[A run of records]
# # # #

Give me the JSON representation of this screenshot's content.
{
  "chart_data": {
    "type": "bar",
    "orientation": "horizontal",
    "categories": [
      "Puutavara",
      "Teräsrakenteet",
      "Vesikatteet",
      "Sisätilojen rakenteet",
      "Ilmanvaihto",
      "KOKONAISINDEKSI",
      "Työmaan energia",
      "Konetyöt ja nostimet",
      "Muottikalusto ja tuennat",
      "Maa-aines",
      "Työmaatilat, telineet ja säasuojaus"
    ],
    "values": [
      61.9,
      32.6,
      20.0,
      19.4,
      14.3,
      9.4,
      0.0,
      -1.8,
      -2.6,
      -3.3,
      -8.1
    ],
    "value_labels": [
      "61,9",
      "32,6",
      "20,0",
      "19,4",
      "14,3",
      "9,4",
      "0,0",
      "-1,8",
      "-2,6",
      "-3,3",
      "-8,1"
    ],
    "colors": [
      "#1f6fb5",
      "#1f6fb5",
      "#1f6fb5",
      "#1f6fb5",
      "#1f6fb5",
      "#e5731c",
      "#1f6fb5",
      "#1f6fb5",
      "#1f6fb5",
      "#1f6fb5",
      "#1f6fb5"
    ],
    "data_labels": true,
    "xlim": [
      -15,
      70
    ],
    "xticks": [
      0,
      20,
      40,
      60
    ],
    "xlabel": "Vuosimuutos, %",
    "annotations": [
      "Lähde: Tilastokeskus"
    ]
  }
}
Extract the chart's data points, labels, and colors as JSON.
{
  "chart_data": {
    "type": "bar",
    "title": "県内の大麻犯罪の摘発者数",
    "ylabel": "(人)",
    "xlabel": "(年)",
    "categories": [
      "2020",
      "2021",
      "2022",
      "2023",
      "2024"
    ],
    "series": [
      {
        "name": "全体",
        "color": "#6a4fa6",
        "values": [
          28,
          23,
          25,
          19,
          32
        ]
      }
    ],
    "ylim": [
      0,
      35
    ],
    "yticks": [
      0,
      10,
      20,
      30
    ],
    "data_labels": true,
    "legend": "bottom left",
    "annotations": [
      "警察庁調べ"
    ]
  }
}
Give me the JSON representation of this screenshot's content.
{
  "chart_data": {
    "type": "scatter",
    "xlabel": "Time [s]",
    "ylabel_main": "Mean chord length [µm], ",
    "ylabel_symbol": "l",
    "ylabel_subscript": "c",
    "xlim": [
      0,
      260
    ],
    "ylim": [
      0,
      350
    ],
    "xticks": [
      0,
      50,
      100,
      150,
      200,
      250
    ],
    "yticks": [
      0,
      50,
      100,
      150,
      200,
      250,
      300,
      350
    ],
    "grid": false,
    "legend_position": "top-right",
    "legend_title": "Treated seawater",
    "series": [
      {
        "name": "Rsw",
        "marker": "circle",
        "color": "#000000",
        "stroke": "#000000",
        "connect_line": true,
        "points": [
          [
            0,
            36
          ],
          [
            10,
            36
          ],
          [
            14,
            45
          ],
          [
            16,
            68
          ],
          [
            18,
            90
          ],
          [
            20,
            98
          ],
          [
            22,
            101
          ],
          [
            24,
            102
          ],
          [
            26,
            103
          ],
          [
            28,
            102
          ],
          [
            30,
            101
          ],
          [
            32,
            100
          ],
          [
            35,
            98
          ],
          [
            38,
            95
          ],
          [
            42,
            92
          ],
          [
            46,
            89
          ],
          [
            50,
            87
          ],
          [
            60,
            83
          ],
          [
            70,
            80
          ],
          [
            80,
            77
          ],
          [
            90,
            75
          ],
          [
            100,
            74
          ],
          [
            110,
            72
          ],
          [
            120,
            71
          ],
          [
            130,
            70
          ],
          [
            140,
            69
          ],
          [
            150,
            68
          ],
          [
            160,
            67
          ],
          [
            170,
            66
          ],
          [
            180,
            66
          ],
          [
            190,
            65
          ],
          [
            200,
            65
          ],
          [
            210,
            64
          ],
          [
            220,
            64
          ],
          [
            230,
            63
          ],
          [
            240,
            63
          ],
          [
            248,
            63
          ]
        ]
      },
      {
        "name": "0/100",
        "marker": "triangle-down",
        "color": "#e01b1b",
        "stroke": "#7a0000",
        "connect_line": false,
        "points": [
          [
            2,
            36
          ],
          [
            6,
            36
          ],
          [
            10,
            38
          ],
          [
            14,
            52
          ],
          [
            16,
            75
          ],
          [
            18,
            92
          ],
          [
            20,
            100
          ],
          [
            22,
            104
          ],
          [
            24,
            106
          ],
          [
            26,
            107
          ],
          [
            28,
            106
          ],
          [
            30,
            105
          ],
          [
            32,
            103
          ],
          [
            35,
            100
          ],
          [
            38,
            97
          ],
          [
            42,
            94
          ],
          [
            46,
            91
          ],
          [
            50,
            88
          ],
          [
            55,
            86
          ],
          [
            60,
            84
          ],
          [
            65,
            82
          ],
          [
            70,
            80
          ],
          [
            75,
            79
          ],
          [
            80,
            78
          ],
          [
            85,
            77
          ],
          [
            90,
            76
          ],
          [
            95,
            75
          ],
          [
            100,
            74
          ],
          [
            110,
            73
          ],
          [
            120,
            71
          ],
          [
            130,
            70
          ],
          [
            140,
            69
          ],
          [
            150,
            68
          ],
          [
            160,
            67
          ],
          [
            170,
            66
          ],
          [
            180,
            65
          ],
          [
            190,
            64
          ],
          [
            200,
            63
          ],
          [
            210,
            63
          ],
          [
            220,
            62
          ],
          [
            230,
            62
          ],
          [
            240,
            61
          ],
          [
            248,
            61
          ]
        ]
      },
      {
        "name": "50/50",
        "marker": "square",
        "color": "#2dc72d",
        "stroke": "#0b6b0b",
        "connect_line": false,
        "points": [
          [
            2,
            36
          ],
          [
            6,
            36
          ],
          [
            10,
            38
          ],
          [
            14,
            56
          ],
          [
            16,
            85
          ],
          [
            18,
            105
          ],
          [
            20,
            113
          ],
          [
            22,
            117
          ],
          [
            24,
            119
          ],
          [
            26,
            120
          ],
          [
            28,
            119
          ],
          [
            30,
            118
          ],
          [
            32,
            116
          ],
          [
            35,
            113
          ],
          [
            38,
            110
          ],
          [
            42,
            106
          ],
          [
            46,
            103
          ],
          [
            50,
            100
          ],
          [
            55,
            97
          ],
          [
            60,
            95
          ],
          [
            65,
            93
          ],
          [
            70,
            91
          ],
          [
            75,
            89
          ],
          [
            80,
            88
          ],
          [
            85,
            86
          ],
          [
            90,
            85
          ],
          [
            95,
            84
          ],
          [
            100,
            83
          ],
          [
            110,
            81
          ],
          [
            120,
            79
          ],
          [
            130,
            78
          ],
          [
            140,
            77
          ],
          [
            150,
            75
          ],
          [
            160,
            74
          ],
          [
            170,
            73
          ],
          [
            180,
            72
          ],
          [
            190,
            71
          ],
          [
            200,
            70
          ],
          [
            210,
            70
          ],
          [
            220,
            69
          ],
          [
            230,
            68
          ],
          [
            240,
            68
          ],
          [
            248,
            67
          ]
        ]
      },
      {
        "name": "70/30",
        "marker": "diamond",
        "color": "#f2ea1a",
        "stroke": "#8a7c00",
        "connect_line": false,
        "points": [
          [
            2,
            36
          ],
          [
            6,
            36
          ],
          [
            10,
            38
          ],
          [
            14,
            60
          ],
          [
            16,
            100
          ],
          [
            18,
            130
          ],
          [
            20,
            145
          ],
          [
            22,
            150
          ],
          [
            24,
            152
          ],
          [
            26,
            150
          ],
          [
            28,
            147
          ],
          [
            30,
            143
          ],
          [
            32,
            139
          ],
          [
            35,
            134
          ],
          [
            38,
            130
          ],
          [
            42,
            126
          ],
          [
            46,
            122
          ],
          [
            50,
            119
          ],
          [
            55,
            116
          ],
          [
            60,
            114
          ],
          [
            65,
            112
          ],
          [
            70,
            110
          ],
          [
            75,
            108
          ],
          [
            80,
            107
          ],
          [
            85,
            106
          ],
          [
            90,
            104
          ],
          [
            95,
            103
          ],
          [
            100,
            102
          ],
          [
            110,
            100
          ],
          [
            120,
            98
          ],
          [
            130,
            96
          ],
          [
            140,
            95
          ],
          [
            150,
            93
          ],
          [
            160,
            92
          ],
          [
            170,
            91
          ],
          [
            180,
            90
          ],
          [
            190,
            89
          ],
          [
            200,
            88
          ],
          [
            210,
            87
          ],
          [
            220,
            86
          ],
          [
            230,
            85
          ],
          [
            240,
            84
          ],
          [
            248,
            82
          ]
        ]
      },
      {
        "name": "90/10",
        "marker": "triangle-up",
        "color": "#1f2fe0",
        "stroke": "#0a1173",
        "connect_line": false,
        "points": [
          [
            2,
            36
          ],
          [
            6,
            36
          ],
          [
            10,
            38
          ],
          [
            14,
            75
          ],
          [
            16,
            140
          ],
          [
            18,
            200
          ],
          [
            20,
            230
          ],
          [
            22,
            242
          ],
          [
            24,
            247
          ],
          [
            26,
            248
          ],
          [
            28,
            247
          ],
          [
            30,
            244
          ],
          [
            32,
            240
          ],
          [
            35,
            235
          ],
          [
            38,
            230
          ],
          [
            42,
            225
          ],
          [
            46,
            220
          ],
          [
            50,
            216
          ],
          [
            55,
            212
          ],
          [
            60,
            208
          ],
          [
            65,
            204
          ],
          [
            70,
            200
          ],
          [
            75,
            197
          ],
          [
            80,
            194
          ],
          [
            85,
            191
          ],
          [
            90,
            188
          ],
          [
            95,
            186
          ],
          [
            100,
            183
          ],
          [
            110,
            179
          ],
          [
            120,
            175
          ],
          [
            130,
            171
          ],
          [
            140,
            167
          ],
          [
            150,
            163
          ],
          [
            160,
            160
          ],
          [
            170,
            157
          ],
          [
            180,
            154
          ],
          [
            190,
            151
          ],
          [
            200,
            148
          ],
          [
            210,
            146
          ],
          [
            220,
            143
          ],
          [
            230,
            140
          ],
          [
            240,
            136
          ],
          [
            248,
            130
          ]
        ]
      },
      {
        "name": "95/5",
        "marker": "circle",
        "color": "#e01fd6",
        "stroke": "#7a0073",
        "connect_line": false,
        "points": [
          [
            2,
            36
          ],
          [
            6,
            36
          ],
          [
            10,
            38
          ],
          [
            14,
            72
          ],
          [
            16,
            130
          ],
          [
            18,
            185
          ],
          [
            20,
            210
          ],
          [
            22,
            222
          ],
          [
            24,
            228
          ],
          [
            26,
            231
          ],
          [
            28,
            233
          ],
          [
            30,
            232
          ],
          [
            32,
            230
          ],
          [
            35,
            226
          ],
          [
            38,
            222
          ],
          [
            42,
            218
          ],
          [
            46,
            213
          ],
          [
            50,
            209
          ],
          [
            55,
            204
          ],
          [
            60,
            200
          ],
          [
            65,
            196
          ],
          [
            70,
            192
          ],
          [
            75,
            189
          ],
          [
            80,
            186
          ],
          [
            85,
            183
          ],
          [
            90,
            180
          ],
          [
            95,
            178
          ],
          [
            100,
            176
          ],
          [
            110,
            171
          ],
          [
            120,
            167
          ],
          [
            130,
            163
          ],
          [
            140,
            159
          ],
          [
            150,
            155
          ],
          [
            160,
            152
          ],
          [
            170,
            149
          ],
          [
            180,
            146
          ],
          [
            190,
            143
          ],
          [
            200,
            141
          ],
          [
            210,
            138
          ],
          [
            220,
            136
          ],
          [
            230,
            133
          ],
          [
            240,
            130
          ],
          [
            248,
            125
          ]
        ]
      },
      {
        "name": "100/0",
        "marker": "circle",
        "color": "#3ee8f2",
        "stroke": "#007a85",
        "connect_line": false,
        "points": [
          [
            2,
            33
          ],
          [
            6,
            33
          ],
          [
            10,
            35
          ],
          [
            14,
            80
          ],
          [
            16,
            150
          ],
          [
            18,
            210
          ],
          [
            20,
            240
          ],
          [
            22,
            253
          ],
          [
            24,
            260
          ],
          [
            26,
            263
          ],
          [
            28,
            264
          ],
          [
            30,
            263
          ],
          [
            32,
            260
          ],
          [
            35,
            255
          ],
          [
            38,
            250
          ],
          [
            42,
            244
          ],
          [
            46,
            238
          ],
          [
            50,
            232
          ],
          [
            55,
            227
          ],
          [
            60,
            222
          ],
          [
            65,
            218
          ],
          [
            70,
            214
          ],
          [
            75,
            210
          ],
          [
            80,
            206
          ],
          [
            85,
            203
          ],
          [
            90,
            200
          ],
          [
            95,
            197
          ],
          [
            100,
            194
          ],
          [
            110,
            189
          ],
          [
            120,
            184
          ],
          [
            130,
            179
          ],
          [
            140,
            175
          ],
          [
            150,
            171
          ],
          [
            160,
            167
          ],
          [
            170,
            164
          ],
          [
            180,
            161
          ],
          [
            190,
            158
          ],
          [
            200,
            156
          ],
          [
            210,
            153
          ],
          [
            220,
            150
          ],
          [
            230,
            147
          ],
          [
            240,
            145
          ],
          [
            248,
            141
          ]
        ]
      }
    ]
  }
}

# # # #

__What to work on__: Give the number of lines in the material above that have the word "name" in them, and nothing more.

__Finished task__: 8